● EXCERPTED DATA:

------------------------------------------------------------------------

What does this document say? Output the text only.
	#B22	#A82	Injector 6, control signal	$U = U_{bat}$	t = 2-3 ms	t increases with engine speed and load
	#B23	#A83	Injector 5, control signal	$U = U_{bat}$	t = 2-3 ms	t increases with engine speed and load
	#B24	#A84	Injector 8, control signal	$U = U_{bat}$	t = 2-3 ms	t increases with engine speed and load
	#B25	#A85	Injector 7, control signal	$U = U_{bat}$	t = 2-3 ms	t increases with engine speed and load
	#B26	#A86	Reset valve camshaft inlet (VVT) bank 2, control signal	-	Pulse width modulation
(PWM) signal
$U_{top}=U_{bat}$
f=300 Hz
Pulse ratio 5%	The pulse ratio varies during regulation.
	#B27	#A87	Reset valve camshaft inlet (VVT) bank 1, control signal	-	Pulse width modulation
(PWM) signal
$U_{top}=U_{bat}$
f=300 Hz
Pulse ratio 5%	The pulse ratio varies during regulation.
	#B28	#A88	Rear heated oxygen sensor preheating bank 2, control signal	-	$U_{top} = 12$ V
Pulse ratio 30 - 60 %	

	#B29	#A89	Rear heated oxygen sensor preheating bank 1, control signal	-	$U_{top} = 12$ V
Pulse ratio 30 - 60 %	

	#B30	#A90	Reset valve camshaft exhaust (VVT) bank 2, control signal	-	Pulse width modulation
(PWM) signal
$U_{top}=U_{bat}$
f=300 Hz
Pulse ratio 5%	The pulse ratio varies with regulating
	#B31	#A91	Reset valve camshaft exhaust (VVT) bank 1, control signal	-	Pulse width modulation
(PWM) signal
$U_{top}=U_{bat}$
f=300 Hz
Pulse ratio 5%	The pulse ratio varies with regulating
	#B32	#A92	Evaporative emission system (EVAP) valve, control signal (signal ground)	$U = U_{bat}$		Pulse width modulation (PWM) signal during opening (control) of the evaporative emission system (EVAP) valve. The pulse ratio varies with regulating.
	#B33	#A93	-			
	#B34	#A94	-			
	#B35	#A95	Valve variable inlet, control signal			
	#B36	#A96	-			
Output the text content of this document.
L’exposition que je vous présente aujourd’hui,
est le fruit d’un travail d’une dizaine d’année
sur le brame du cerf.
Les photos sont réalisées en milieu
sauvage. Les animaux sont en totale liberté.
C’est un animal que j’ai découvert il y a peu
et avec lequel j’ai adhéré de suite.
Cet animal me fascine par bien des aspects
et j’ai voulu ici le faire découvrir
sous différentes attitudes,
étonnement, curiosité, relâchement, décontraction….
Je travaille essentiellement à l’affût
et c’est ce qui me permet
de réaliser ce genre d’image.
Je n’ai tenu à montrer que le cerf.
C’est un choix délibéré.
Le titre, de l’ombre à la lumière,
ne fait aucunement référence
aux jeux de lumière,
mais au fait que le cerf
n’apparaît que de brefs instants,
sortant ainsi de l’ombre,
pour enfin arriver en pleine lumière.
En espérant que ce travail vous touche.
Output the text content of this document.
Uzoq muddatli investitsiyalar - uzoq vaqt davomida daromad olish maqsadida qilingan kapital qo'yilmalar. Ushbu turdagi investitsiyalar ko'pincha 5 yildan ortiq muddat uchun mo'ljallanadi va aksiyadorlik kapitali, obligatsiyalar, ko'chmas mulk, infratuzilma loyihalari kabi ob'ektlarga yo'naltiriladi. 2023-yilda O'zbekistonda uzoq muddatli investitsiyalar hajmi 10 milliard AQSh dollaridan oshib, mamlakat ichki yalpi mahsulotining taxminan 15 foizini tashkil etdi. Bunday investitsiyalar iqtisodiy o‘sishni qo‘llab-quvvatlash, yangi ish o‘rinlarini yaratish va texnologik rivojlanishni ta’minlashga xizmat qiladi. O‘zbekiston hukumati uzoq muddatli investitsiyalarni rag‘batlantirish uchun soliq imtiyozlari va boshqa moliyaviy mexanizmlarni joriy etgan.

------------------------------------------------------------------------

● PROBLEM REQUIREMENTS: Provide an exact reproduction of all the entries shown above.

● EXERCISE RESPONSE:
What does this document say? Output the text only.
	#B22	#A82	Injector 6, control signal	$U = U_{bat}$	t = 2-3 ms	t increases with engine speed and load
	#B23	#A83	Injector 5, control signal	$U = U_{bat}$	t = 2-3 ms	t increases with engine speed and load
	#B24	#A84	Injector 8, control signal	$U = U_{bat}$	t = 2-3 ms	t increases with engine speed and load
	#B25	#A85	Injector 7, control signal	$U = U_{bat}$	t = 2-3 ms	t increases with engine speed and load
	#B26	#A86	Reset valve camshaft inlet (VVT) bank 2, control signal	-	Pulse width modulation
(PWM) signal
$U_{top}=U_{bat}$
f=300 Hz
Pulse ratio 5%	The pulse ratio varies during regulation.
	#B27	#A87	Reset valve camshaft inlet (VVT) bank 1, control signal	-	Pulse width modulation
(PWM) signal
$U_{top}=U_{bat}$
f=300 Hz
Pulse ratio 5%	The pulse ratio varies during regulation.
	#B28	#A88	Rear heated oxygen sensor preheating bank 2, control signal	-	$U_{top} = 12$ V
Pulse ratio 30 - 60 %	

	#B29	#A89	Rear heated oxygen sensor preheating bank 1, control signal	-	$U_{top} = 12$ V
Pulse ratio 30 - 60 %	

	#B30	#A90	Reset valve camshaft exhaust (VVT) bank 2, control signal	-	Pulse width modulation
(PWM) signal
$U_{top}=U_{bat}$
f=300 Hz
Pulse ratio 5%	The pulse ratio varies with regulating
	#B31	#A91	Reset valve camshaft exhaust (VVT) bank 1, control signal	-	Pulse width modulation
(PWM) signal
$U_{top}=U_{bat}$
f=300 Hz
Pulse ratio 5%	The pulse ratio varies with regulating
	#B32	#A92	Evaporative emission system (EVAP) valve, control signal (signal ground)	$U = U_{bat}$		Pulse width modulation (PWM) signal during opening (control) of the evaporative emission system (EVAP) valve. The pulse ratio varies with regulating.
	#B33	#A93	-			
	#B34	#A94	-			
	#B35	#A95	Valve variable inlet, control signal			
	#B36	#A96	-			
Output the text content of this document.
L’exposition que je vous présente aujourd’hui,
est le fruit d’un travail d’une dizaine d’année
sur le brame du cerf.
Les photos sont réalisées en milieu
sauvage. Les animaux sont en totale liberté.
C’est un animal que j’ai découvert il y a peu
et avec lequel j’ai adhéré de suite.
Cet animal me fascine par bien des aspects
et j’ai voulu ici le faire découvrir
sous différentes attitudes,
étonnement, curiosité, relâchement, décontraction….
Je travaille essentiellement à l’affût
et c’est ce qui me permet
de réaliser ce genre d’image.
Je n’ai tenu à montrer que le cerf.
C’est un choix délibéré.
Le titre, de l’ombre à la lumière,
ne fait aucunement référence
aux jeux de lumière,
mais au fait que le cerf
n’apparaît que de brefs instants,
sortant ainsi de l’ombre,
pour enfin arriver en pleine lumière.
En espérant que ce travail vous touche.
Output the text content of this document.
Uzoq muddatli investitsiyalar - uzoq vaqt davomida daromad olish maqsadida qilingan kapital qo'yilmalar. Ushbu turdagi investitsiyalar ko'pincha 5 yildan ortiq muddat uchun mo'ljallanadi va aksiyadorlik kapitali, obligatsiyalar, ko'chmas mulk, infratuzilma loyihalari kabi ob'ektlarga yo'naltiriladi. 2023-yilda O'zbekistonda uzoq muddatli investitsiyalar hajmi 10 milliard AQSh dollaridan oshib, mamlakat ichki yalpi mahsulotining taxminan 15 foizini tashkil etdi. Bunday investitsiyalar iqtisodiy o‘sishni qo‘llab-quvvatlash, yangi ish o‘rinlarini yaratish va texnologik rivojlanishni ta’minlashga xizmat qiladi. O‘zbekiston hukumati uzoq muddatli investitsiyalarni rag‘batlantirish uchun soliq imtiyozlari va boshqa moliyaviy mexanizmlarni joriy etgan.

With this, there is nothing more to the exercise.